- Written task -
Copy the records that follow exactly as written, but not their pictures.

>> BEGIN Records supplied

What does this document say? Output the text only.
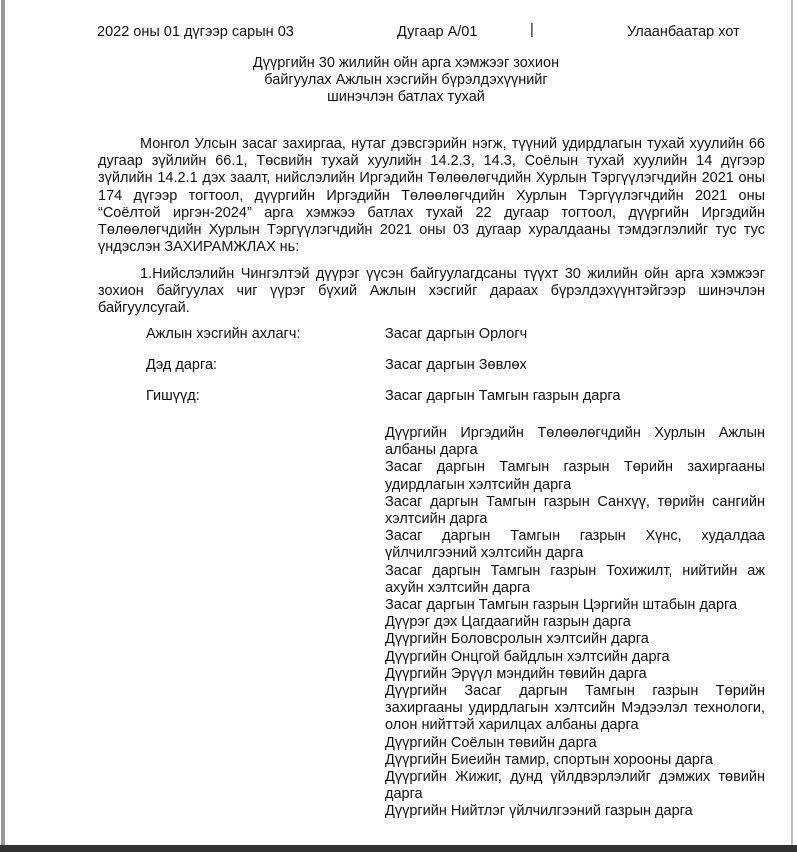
2022 оны 01 дүгээр сарын 03	Дугаар А/01	|	Улаанбаатар хот
Дүүргийн 30 жилийн ойн арга хэмжээг зохион
байгуулах Ажлын хэсгийн бүрэлдэхүүнийг
шинэчлэн батлах тухай
Монгол Улсын засаг захиргаа, нутаг дэвсгэрийн нэгж, түүний удирдлагын тухай хуулийн 66 дугаар зүйлийн 66.1, Төсвийн тухай хуулийн 14.2.3, 14.3, Соёлын тухай хуулийн 14 дүгээр зүйлийн 14.2.1 дэх заалт, нийслэлийн Иргэдийн Төлөөлөгчдийн Хурлын Тэргүүлэгчдийн 2021 оны 174 дүгээр тогтоол, дүүргийн Иргэдийн Төлөөлөгчдийн Хурлын Тэргүүлэгчдийн 2021 оны “Соёлтой иргэн-2024” арга хэмжээ батлах тухай 22 дугаар тогтоол, дүүргийн Иргэдийн Төлөөлөгчдийн Хурлын Тэргүүлэгчдийн 2021 оны 03 дугаар хуралдааны тэмдэглэлийг тус тус үндэслэн ЗАХИРАМЖЛАХ нь:
1.Нийслэлийн Чингэлтэй дүүрэг үүсэн байгуулагдсаны түүхт 30 жилийн ойн арга хэмжээг зохион байгуулах чиг үүрэг бүхий Ажлын хэсгийг дараах бүрэлдэхүүнтэйгээр шинэчлэн байгуулсугай.
Ажлын хэсгийн ахлагч:	Засаг даргын Орлогч
Дэд дарга:	Засаг даргын Зөвлөх
Гишүүд:	Засаг даргын Тамгын газрын дарга
Дүүргийн Иргэдийн Төлөөлөгчдийн Хурлын Ажлын албаны дарга
Засаг даргын Тамгын газрын Төрийн захиргааны удирдлагын хэлтсийн дарга
Засаг даргын Тамгын газрын Санхүү, төрийн сангийн хэлтсийн дарга
Засаг даргын Тамгын газрын Хүнс, худалдаа үйлчилгээний хэлтсийн дарга
Засаг даргын Тамгын газрын Тохижилт, нийтийн аж ахуйн хэлтсийн дарга
Засаг даргын Тамгын газрын Цэргийн штабын дарга
Дүүрэг дэх Цагдаагийн газрын дарга
Дүүргийн Боловсролын хэлтсийн дарга
Дүүргийн Онцгой байдлын хэлтсийн дарга
Дүүргийн Эрүүл мэндийн төвийн дарга
Дүүргийн Засаг даргын Тамгын газрын Төрийн захиргааны удирдлагын хэлтсийн Мэдээлэл технологи, олон нийттэй харилцах албаны дарга
Дүүргийн Соёлын төвийн дарга
Дүүргийн Биеийн тамир, спортын хорооны дарга
Дүүргийн Жижиг, дунд үйлдвэрлэлийг дэмжих төвийн дарга
Дүүргийн Нийтлэг үйлчилгээний газрын дарга
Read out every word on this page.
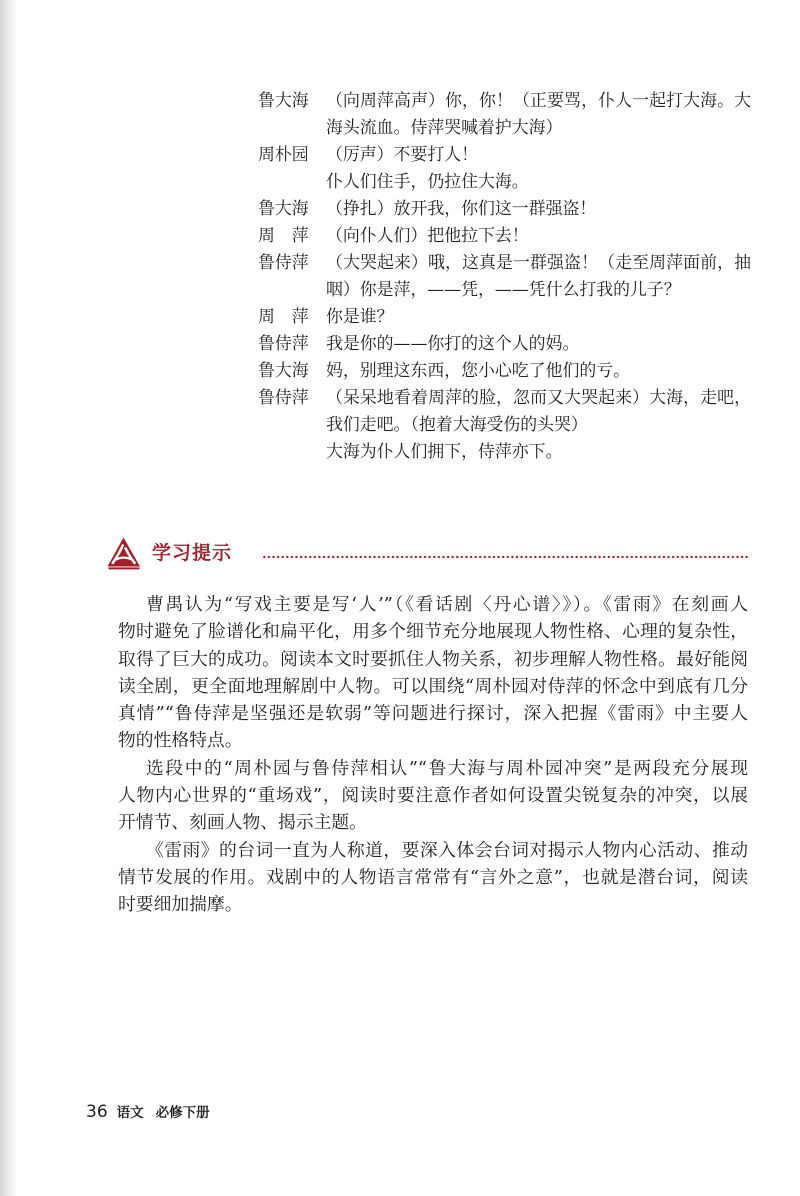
鲁大海 （向周萍高声）你，你！（正要骂，仆人一起打大海。大
海头流血。侍萍哭喊着护大海）
周朴园 （厉声）不要打人！
仆人们住手，仍拉住大海。
鲁大海 （挣扎）放开我，你们这一群强盗！
周　萍 （向仆人们）把他拉下去！
鲁侍萍 （大哭起来）哦，这真是一群强盗！（走至周萍面前，抽
咽）你是萍，——凭，——凭什么打我的儿子？
周　萍 你是谁？
鲁侍萍 我是你的——你打的这个人的妈。
鲁大海 妈，别理这东西，您小心吃了他们的亏。
鲁侍萍 （呆呆地看着周萍的脸，忽而又大哭起来）大海，走吧，
我们走吧。（抱着大海受伤的头哭）
大海为仆人们拥下，侍萍亦下。
学习提示
曹禺认为“写戏主要是写‘人’”（《看话剧〈丹心谱〉》）。《雷雨》在刻画人
物时避免了脸谱化和扁平化，用多个细节充分地展现人物性格、心理的复杂性，
取得了巨大的成功。阅读本文时要抓住人物关系，初步理解人物性格。最好能阅
读全剧，更全面地理解剧中人物。可以围绕“周朴园对侍萍的怀念中到底有几分
真情”“鲁侍萍是坚强还是软弱”等问题进行探讨，深入把握《雷雨》中主要人
物的性格特点。
选段中的“周朴园与鲁侍萍相认”“鲁大海与周朴园冲突”是两段充分展现
人物内心世界的“重场戏”，阅读时要注意作者如何设置尖锐复杂的冲突，以展
开情节、刻画人物、揭示主题。
《雷雨》的台词一直为人称道，要深入体会台词对揭示人物内心活动、推动
情节发展的作用。戏剧中的人物语言常常有“言外之意”，也就是潜台词，阅读
时要细加揣摩。
36 语文 必修下册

>> END Records supplied

- Result -
What does this document say? Output the text only.
2022 оны 01 дүгээр сарын 03	Дугаар А/01	|	Улаанбаатар хот
Дүүргийн 30 жилийн ойн арга хэмжээг зохион
байгуулах Ажлын хэсгийн бүрэлдэхүүнийг
шинэчлэн батлах тухай
Монгол Улсын засаг захиргаа, нутаг дэвсгэрийн нэгж, түүний удирдлагын тухай хуулийн 66 дугаар зүйлийн 66.1, Төсвийн тухай хуулийн 14.2.3, 14.3, Соёлын тухай хуулийн 14 дүгээр зүйлийн 14.2.1 дэх заалт, нийслэлийн Иргэдийн Төлөөлөгчдийн Хурлын Тэргүүлэгчдийн 2021 оны 174 дүгээр тогтоол, дүүргийн Иргэдийн Төлөөлөгчдийн Хурлын Тэргүүлэгчдийн 2021 оны “Соёлтой иргэн-2024” арга хэмжээ батлах тухай 22 дугаар тогтоол, дүүргийн Иргэдийн Төлөөлөгчдийн Хурлын Тэргүүлэгчдийн 2021 оны 03 дугаар хуралдааны тэмдэглэлийг тус тус үндэслэн ЗАХИРАМЖЛАХ нь:
1.Нийслэлийн Чингэлтэй дүүрэг үүсэн байгуулагдсаны түүхт 30 жилийн ойн арга хэмжээг зохион байгуулах чиг үүрэг бүхий Ажлын хэсгийг дараах бүрэлдэхүүнтэйгээр шинэчлэн байгуулсугай.
Ажлын хэсгийн ахлагч:	Засаг даргын Орлогч
Дэд дарга:	Засаг даргын Зөвлөх
Гишүүд:	Засаг даргын Тамгын газрын дарга
Дүүргийн Иргэдийн Төлөөлөгчдийн Хурлын Ажлын албаны дарга
Засаг даргын Тамгын газрын Төрийн захиргааны удирдлагын хэлтсийн дарга
Засаг даргын Тамгын газрын Санхүү, төрийн сангийн хэлтсийн дарга
Засаг даргын Тамгын газрын Хүнс, худалдаа үйлчилгээний хэлтсийн дарга
Засаг даргын Тамгын газрын Тохижилт, нийтийн аж ахуйн хэлтсийн дарга
Засаг даргын Тамгын газрын Цэргийн штабын дарга
Дүүрэг дэх Цагдаагийн газрын дарга
Дүүргийн Боловсролын хэлтсийн дарга
Дүүргийн Онцгой байдлын хэлтсийн дарга
Дүүргийн Эрүүл мэндийн төвийн дарга
Дүүргийн Засаг даргын Тамгын газрын Төрийн захиргааны удирдлагын хэлтсийн Мэдээлэл технологи, олон нийттэй харилцах албаны дарга
Дүүргийн Соёлын төвийн дарга
Дүүргийн Биеийн тамир, спортын хорооны дарга
Дүүргийн Жижиг, дунд үйлдвэрлэлийг дэмжих төвийн дарга
Дүүргийн Нийтлэг үйлчилгээний газрын дарга
Read out every word on this page.
鲁大海 （向周萍高声）你，你！（正要骂，仆人一起打大海。大
海头流血。侍萍哭喊着护大海）
周朴园 （厉声）不要打人！
仆人们住手，仍拉住大海。
鲁大海 （挣扎）放开我，你们这一群强盗！
周　萍 （向仆人们）把他拉下去！
鲁侍萍 （大哭起来）哦，这真是一群强盗！（走至周萍面前，抽
咽）你是萍，——凭，——凭什么打我的儿子？
周　萍 你是谁？
鲁侍萍 我是你的——你打的这个人的妈。
鲁大海 妈，别理这东西，您小心吃了他们的亏。
鲁侍萍 （呆呆地看着周萍的脸，忽而又大哭起来）大海，走吧，
我们走吧。（抱着大海受伤的头哭）
大海为仆人们拥下，侍萍亦下。
学习提示
曹禺认为“写戏主要是写‘人’”（《看话剧〈丹心谱〉》）。《雷雨》在刻画人
物时避免了脸谱化和扁平化，用多个细节充分地展现人物性格、心理的复杂性，
取得了巨大的成功。阅读本文时要抓住人物关系，初步理解人物性格。最好能阅
读全剧，更全面地理解剧中人物。可以围绕“周朴园对侍萍的怀念中到底有几分
真情”“鲁侍萍是坚强还是软弱”等问题进行探讨，深入把握《雷雨》中主要人
物的性格特点。
选段中的“周朴园与鲁侍萍相认”“鲁大海与周朴园冲突”是两段充分展现
人物内心世界的“重场戏”，阅读时要注意作者如何设置尖锐复杂的冲突，以展
开情节、刻画人物、揭示主题。
《雷雨》的台词一直为人称道，要深入体会台词对揭示人物内心活动、推动
情节发展的作用。戏剧中的人物语言常常有“言外之意”，也就是潜台词，阅读
时要细加揣摩。
36 语文 必修下册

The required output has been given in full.